Give the number of lines in the listing below that include the word "العجلان", with nothing more.

↓

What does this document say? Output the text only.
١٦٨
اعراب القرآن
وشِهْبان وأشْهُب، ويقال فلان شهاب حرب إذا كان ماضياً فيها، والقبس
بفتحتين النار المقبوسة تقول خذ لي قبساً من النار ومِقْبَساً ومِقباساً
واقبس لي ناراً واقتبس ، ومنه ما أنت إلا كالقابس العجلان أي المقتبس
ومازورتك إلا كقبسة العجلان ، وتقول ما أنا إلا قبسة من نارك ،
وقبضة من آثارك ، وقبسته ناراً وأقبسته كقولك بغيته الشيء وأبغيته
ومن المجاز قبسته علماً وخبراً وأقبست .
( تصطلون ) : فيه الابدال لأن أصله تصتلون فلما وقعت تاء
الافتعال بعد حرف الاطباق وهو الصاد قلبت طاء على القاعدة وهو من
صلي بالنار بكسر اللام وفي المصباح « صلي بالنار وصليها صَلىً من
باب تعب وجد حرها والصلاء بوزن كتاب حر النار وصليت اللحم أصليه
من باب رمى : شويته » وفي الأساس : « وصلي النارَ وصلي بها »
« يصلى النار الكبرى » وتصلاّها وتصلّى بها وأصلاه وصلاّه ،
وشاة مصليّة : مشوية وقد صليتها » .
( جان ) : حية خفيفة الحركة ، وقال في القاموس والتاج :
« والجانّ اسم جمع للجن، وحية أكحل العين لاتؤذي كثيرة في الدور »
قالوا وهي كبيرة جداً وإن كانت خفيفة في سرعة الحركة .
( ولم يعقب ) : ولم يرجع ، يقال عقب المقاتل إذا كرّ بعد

↑

**Completed task**
2